Stored data entries
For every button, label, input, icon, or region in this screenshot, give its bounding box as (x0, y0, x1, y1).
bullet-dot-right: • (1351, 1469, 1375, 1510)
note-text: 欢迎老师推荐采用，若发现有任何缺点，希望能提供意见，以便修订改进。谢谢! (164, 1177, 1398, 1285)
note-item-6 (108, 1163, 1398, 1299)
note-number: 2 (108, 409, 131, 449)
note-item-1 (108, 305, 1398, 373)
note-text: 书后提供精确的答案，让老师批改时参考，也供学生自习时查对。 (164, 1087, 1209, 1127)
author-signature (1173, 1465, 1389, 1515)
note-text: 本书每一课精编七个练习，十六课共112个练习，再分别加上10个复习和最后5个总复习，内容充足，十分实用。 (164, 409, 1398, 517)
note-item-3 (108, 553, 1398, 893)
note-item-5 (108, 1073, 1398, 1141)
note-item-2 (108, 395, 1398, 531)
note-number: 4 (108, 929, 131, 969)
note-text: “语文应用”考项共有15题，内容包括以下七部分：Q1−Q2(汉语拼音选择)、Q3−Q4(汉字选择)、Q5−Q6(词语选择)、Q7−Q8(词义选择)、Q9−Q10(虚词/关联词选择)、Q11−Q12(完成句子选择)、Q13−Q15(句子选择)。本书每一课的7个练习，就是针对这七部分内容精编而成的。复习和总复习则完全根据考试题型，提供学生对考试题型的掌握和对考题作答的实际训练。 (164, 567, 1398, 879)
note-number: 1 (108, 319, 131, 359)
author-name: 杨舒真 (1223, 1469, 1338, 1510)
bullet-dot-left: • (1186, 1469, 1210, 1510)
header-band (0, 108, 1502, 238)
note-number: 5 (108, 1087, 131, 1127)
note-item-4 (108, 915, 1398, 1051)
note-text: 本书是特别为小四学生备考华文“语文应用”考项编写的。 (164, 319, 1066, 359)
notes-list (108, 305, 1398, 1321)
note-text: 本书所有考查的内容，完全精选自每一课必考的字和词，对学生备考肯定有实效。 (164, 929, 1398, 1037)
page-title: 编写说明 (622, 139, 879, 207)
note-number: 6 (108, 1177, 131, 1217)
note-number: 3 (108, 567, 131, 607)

**Stated exercise**. Return all of the material above line for line, with every character unchanged.

**Result for this task**.
For every button, label, input, icon, or region in this screenshot, give its bounding box as (x0, y0, x1, y1).
bullet-dot-right: • (1351, 1469, 1375, 1510)
note-text: 欢迎老师推荐采用，若发现有任何缺点，希望能提供意见，以便修订改进。谢谢! (164, 1177, 1398, 1285)
note-item-6 (108, 1163, 1398, 1299)
note-number: 2 (108, 409, 131, 449)
note-item-1 (108, 305, 1398, 373)
note-text: 书后提供精确的答案，让老师批改时参考，也供学生自习时查对。 (164, 1087, 1209, 1127)
author-signature (1173, 1465, 1389, 1515)
note-text: 本书每一课精编七个练习，十六课共112个练习，再分别加上10个复习和最后5个总复习，内容充足，十分实用。 (164, 409, 1398, 517)
note-item-3 (108, 553, 1398, 893)
note-item-5 (108, 1073, 1398, 1141)
note-item-2 (108, 395, 1398, 531)
note-number: 4 (108, 929, 131, 969)
note-text: “语文应用”考项共有15题，内容包括以下七部分：Q1−Q2(汉语拼音选择)、Q3−Q4(汉字选择)、Q5−Q6(词语选择)、Q7−Q8(词义选择)、Q9−Q10(虚词/关联词选择)、Q11−Q12(完成句子选择)、Q13−Q15(句子选择)。本书每一课的7个练习，就是针对这七部分内容精编而成的。复习和总复习则完全根据考试题型，提供学生对考试题型的掌握和对考题作答的实际训练。 (164, 567, 1398, 879)
note-number: 1 (108, 319, 131, 359)
author-name: 杨舒真 (1223, 1469, 1338, 1510)
bullet-dot-left: • (1186, 1469, 1210, 1510)
header-band (0, 108, 1502, 238)
note-number: 5 (108, 1087, 131, 1127)
note-item-4 (108, 915, 1398, 1051)
note-text: 本书是特别为小四学生备考华文“语文应用”考项编写的。 (164, 319, 1066, 359)
notes-list (108, 305, 1398, 1321)
note-text: 本书所有考查的内容，完全精选自每一课必考的字和词，对学生备考肯定有实效。 (164, 929, 1398, 1037)
page-title: 编写说明 (622, 139, 879, 207)
note-number: 6 (108, 1177, 131, 1217)
note-number: 3 (108, 567, 131, 607)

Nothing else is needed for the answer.